* Data shown:
(begin)

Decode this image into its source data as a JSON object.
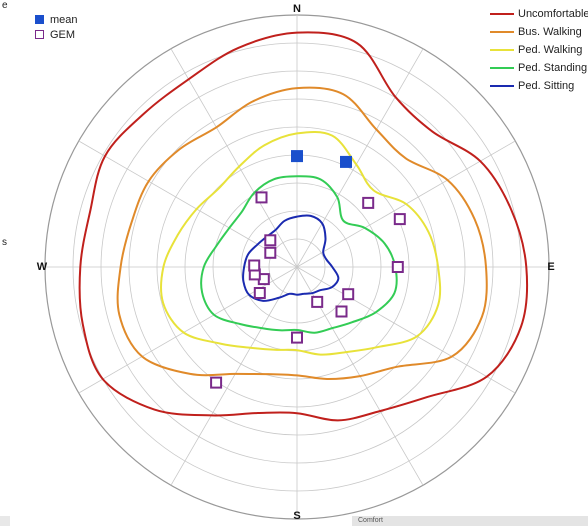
{
  "chart_data": {
    "type": "polar-contour",
    "compass": {
      "north": "N",
      "east": "E",
      "south": "S",
      "west": "W"
    },
    "rings": 9,
    "radial_spokes_deg": [
      0,
      30,
      60,
      90,
      120,
      150,
      180,
      210,
      240,
      270,
      300,
      330
    ],
    "series": [
      {
        "name": "Uncomfortable",
        "color": "#c0201c",
        "radius_by_bearing": [
          [
            0,
            0.93
          ],
          [
            15,
            0.92
          ],
          [
            30,
            0.78
          ],
          [
            45,
            0.76
          ],
          [
            60,
            0.84
          ],
          [
            75,
            0.88
          ],
          [
            90,
            0.91
          ],
          [
            105,
            0.92
          ],
          [
            120,
            0.87
          ],
          [
            135,
            0.73
          ],
          [
            150,
            0.66
          ],
          [
            165,
            0.63
          ],
          [
            180,
            0.58
          ],
          [
            195,
            0.6
          ],
          [
            210,
            0.68
          ],
          [
            225,
            0.8
          ],
          [
            240,
            0.89
          ],
          [
            255,
            0.88
          ],
          [
            270,
            0.86
          ],
          [
            285,
            0.85
          ],
          [
            300,
            0.88
          ],
          [
            315,
            0.86
          ],
          [
            330,
            0.86
          ],
          [
            345,
            0.9
          ]
        ]
      },
      {
        "name": "Bus. Walking",
        "color": "#e08a2a",
        "radius_by_bearing": [
          [
            0,
            0.71
          ],
          [
            15,
            0.71
          ],
          [
            30,
            0.63
          ],
          [
            45,
            0.61
          ],
          [
            60,
            0.69
          ],
          [
            75,
            0.73
          ],
          [
            90,
            0.75
          ],
          [
            105,
            0.76
          ],
          [
            120,
            0.71
          ],
          [
            135,
            0.56
          ],
          [
            150,
            0.5
          ],
          [
            165,
            0.46
          ],
          [
            180,
            0.43
          ],
          [
            195,
            0.44
          ],
          [
            210,
            0.49
          ],
          [
            225,
            0.6
          ],
          [
            240,
            0.71
          ],
          [
            255,
            0.73
          ],
          [
            270,
            0.7
          ],
          [
            285,
            0.68
          ],
          [
            300,
            0.68
          ],
          [
            315,
            0.66
          ],
          [
            330,
            0.64
          ],
          [
            345,
            0.68
          ]
        ]
      },
      {
        "name": "Ped. Walking",
        "color": "#e8e23a",
        "radius_by_bearing": [
          [
            0,
            0.53
          ],
          [
            15,
            0.54
          ],
          [
            30,
            0.47
          ],
          [
            45,
            0.43
          ],
          [
            60,
            0.5
          ],
          [
            75,
            0.54
          ],
          [
            90,
            0.56
          ],
          [
            105,
            0.58
          ],
          [
            120,
            0.55
          ],
          [
            135,
            0.45
          ],
          [
            150,
            0.39
          ],
          [
            165,
            0.36
          ],
          [
            180,
            0.33
          ],
          [
            195,
            0.34
          ],
          [
            210,
            0.37
          ],
          [
            225,
            0.43
          ],
          [
            240,
            0.52
          ],
          [
            255,
            0.55
          ],
          [
            270,
            0.53
          ],
          [
            285,
            0.49
          ],
          [
            300,
            0.46
          ],
          [
            315,
            0.44
          ],
          [
            330,
            0.46
          ],
          [
            345,
            0.5
          ]
        ]
      },
      {
        "name": "Ped. Standing",
        "color": "#33cc55",
        "radius_by_bearing": [
          [
            0,
            0.36
          ],
          [
            15,
            0.36
          ],
          [
            30,
            0.32
          ],
          [
            45,
            0.26
          ],
          [
            60,
            0.31
          ],
          [
            75,
            0.36
          ],
          [
            90,
            0.39
          ],
          [
            105,
            0.4
          ],
          [
            120,
            0.36
          ],
          [
            135,
            0.31
          ],
          [
            150,
            0.28
          ],
          [
            165,
            0.27
          ],
          [
            180,
            0.25
          ],
          [
            195,
            0.26
          ],
          [
            210,
            0.28
          ],
          [
            225,
            0.32
          ],
          [
            240,
            0.38
          ],
          [
            255,
            0.39
          ],
          [
            270,
            0.37
          ],
          [
            285,
            0.33
          ],
          [
            300,
            0.31
          ],
          [
            315,
            0.31
          ],
          [
            330,
            0.34
          ],
          [
            345,
            0.36
          ]
        ]
      },
      {
        "name": "Ped. Sitting",
        "color": "#1a2ab0",
        "radius_by_bearing": [
          [
            0,
            0.2
          ],
          [
            15,
            0.21
          ],
          [
            30,
            0.2
          ],
          [
            45,
            0.16
          ],
          [
            60,
            0.12
          ],
          [
            75,
            0.12
          ],
          [
            90,
            0.14
          ],
          [
            105,
            0.17
          ],
          [
            120,
            0.16
          ],
          [
            135,
            0.13
          ],
          [
            150,
            0.12
          ],
          [
            165,
            0.11
          ],
          [
            180,
            0.11
          ],
          [
            195,
            0.11
          ],
          [
            210,
            0.14
          ],
          [
            225,
            0.19
          ],
          [
            240,
            0.22
          ],
          [
            255,
            0.22
          ],
          [
            270,
            0.21
          ],
          [
            285,
            0.2
          ],
          [
            300,
            0.18
          ],
          [
            315,
            0.17
          ],
          [
            330,
            0.17
          ],
          [
            345,
            0.19
          ]
        ]
      }
    ],
    "points": [
      {
        "name": "mean",
        "marker": "filled-square",
        "color": "#1a4fcc",
        "positions_bearing_radius": [
          [
            0,
            0.44
          ],
          [
            25,
            0.46
          ]
        ]
      },
      {
        "name": "GEM",
        "marker": "open-square",
        "color": "#7a2a8a",
        "positions_bearing_radius": [
          [
            333,
            0.31
          ],
          [
            48,
            0.38
          ],
          [
            65,
            0.45
          ],
          [
            90,
            0.4
          ],
          [
            118,
            0.23
          ],
          [
            135,
            0.25
          ],
          [
            150,
            0.16
          ],
          [
            180,
            0.28
          ],
          [
            215,
            0.56
          ],
          [
            235,
            0.18
          ],
          [
            250,
            0.14
          ],
          [
            260,
            0.17
          ],
          [
            272,
            0.17
          ],
          [
            298,
            0.12
          ],
          [
            315,
            0.15
          ]
        ]
      }
    ],
    "legend": {
      "left": [
        "mean",
        "GEM"
      ],
      "right": [
        "Uncomfortable",
        "Bus. Walking",
        "Ped. Walking",
        "Ped. Standing",
        "Ped. Sitting"
      ]
    }
  },
  "edge_texts": {
    "top_left": "e",
    "mid_left": "s"
  },
  "bottom_strip": {
    "label": "Comfort"
  }
}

(end)

Copy out each line in the preceding records that contains "color".

* Response to the task:
        "color": "#c0201c",
        "color": "#e08a2a",
        "color": "#e8e23a",
        "color": "#33cc55",
        "color": "#1a2ab0",
        "color": "#1a4fcc",
        "color": "#7a2a8a",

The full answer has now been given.